**Set problem**
The records underneath are to be repeated exactly, with the pictures left out.

# Start of Stored data

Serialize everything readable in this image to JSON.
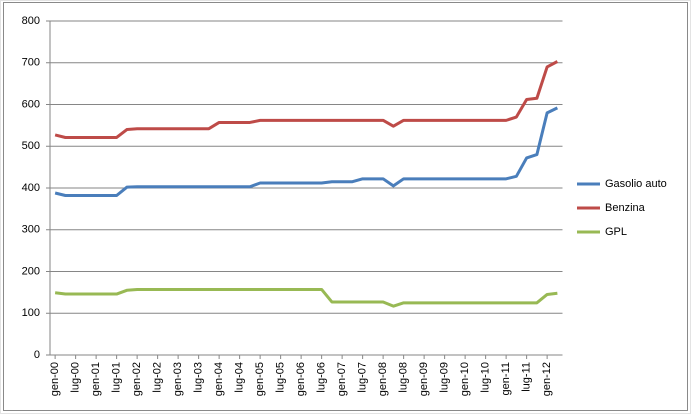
{
  "chart_data": {
    "type": "line",
    "categories": [
      "gen-00",
      null,
      "lug-00",
      null,
      "gen-01",
      null,
      "lug-01",
      null,
      "gen-02",
      null,
      "lug-02",
      null,
      "gen-03",
      null,
      "lug-03",
      null,
      "gen-04",
      null,
      "lug-04",
      null,
      "gen-05",
      null,
      "lug-05",
      null,
      "gen-06",
      null,
      "lug-06",
      null,
      "gen-07",
      null,
      "lug-07",
      null,
      "gen-08",
      null,
      "lug-08",
      null,
      "gen-09",
      null,
      "lug-09",
      null,
      "gen-10",
      null,
      "lug-10",
      null,
      "gen-11",
      null,
      "lug-11",
      null,
      "gen-12",
      null
    ],
    "series": [
      {
        "name": "Gasolio auto",
        "color": "#4a7ebb",
        "values": [
          388,
          382,
          382,
          382,
          382,
          382,
          382,
          402,
          403,
          403,
          403,
          403,
          403,
          403,
          403,
          403,
          403,
          403,
          403,
          403,
          412,
          412,
          412,
          412,
          412,
          412,
          412,
          415,
          415,
          415,
          422,
          422,
          422,
          405,
          422,
          422,
          422,
          422,
          422,
          422,
          422,
          422,
          422,
          422,
          422,
          428,
          472,
          480,
          580,
          592
        ]
      },
      {
        "name": "Benzina",
        "color": "#be4b48",
        "values": [
          527,
          521,
          521,
          521,
          521,
          521,
          521,
          540,
          542,
          542,
          542,
          542,
          542,
          542,
          542,
          542,
          557,
          557,
          557,
          557,
          562,
          562,
          562,
          562,
          562,
          562,
          562,
          562,
          562,
          562,
          562,
          562,
          562,
          548,
          562,
          562,
          562,
          562,
          562,
          562,
          562,
          562,
          562,
          562,
          562,
          570,
          612,
          615,
          690,
          703
        ]
      },
      {
        "name": "GPL",
        "color": "#98b954",
        "values": [
          149,
          146,
          146,
          146,
          146,
          146,
          146,
          155,
          157,
          157,
          157,
          157,
          157,
          157,
          157,
          157,
          157,
          157,
          157,
          157,
          157,
          157,
          157,
          157,
          157,
          157,
          157,
          127,
          127,
          127,
          127,
          127,
          127,
          117,
          125,
          125,
          125,
          125,
          125,
          125,
          125,
          125,
          125,
          125,
          125,
          125,
          125,
          125,
          145,
          148
        ]
      }
    ],
    "ylim": [
      0,
      800
    ],
    "yticks": [
      0,
      100,
      200,
      300,
      400,
      500,
      600,
      700,
      800
    ],
    "grid": true,
    "legend": "right"
  }
}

# End of Stored data

**Full output**
Serialize everything readable in this image to JSON.
{
  "chart_data": {
    "type": "line",
    "categories": [
      "gen-00",
      null,
      "lug-00",
      null,
      "gen-01",
      null,
      "lug-01",
      null,
      "gen-02",
      null,
      "lug-02",
      null,
      "gen-03",
      null,
      "lug-03",
      null,
      "gen-04",
      null,
      "lug-04",
      null,
      "gen-05",
      null,
      "lug-05",
      null,
      "gen-06",
      null,
      "lug-06",
      null,
      "gen-07",
      null,
      "lug-07",
      null,
      "gen-08",
      null,
      "lug-08",
      null,
      "gen-09",
      null,
      "lug-09",
      null,
      "gen-10",
      null,
      "lug-10",
      null,
      "gen-11",
      null,
      "lug-11",
      null,
      "gen-12",
      null
    ],
    "series": [
      {
        "name": "Gasolio auto",
        "color": "#4a7ebb",
        "values": [
          388,
          382,
          382,
          382,
          382,
          382,
          382,
          402,
          403,
          403,
          403,
          403,
          403,
          403,
          403,
          403,
          403,
          403,
          403,
          403,
          412,
          412,
          412,
          412,
          412,
          412,
          412,
          415,
          415,
          415,
          422,
          422,
          422,
          405,
          422,
          422,
          422,
          422,
          422,
          422,
          422,
          422,
          422,
          422,
          422,
          428,
          472,
          480,
          580,
          592
        ]
      },
      {
        "name": "Benzina",
        "color": "#be4b48",
        "values": [
          527,
          521,
          521,
          521,
          521,
          521,
          521,
          540,
          542,
          542,
          542,
          542,
          542,
          542,
          542,
          542,
          557,
          557,
          557,
          557,
          562,
          562,
          562,
          562,
          562,
          562,
          562,
          562,
          562,
          562,
          562,
          562,
          562,
          548,
          562,
          562,
          562,
          562,
          562,
          562,
          562,
          562,
          562,
          562,
          562,
          570,
          612,
          615,
          690,
          703
        ]
      },
      {
        "name": "GPL",
        "color": "#98b954",
        "values": [
          149,
          146,
          146,
          146,
          146,
          146,
          146,
          155,
          157,
          157,
          157,
          157,
          157,
          157,
          157,
          157,
          157,
          157,
          157,
          157,
          157,
          157,
          157,
          157,
          157,
          157,
          157,
          127,
          127,
          127,
          127,
          127,
          127,
          117,
          125,
          125,
          125,
          125,
          125,
          125,
          125,
          125,
          125,
          125,
          125,
          125,
          125,
          125,
          145,
          148
        ]
      }
    ],
    "ylim": [
      0,
      800
    ],
    "yticks": [
      0,
      100,
      200,
      300,
      400,
      500,
      600,
      700,
      800
    ],
    "grid": true,
    "legend": "right"
  }
}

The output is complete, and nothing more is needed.